= PROBLEM TO SOLVE =
Sift the material for lines containing "Bond", and return them.
--- DATA EXTRACT ---
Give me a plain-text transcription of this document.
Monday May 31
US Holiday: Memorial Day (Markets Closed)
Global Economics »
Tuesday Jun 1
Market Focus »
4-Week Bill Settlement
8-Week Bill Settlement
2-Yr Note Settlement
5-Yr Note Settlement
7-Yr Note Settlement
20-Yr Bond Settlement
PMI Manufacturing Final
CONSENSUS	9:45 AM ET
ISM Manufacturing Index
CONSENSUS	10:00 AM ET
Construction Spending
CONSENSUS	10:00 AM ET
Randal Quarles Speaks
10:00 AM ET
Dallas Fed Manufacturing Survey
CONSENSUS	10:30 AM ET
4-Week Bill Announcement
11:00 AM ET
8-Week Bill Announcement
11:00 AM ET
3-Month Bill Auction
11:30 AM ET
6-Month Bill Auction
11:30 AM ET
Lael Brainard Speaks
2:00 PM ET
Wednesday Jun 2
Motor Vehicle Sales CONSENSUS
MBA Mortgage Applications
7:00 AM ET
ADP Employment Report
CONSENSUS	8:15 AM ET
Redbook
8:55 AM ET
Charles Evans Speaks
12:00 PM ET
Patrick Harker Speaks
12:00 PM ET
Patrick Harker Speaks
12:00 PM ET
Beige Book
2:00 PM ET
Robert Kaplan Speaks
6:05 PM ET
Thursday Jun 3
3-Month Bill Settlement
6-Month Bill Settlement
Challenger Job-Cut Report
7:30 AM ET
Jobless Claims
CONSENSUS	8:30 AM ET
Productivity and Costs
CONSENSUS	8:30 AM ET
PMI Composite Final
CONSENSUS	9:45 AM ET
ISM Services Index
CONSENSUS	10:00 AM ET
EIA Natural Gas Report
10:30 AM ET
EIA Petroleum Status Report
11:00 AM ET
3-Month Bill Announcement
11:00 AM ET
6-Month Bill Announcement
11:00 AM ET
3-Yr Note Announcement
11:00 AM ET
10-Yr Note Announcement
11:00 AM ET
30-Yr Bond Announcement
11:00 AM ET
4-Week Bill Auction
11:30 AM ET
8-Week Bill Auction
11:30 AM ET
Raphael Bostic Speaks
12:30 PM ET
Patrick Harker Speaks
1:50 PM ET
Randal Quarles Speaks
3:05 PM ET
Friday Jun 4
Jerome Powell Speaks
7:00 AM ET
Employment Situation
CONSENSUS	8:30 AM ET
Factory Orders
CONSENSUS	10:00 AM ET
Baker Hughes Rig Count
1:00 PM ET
---
= FINAL RESULT =
20-Yr Bond Settlement
30-Yr Bond Announcement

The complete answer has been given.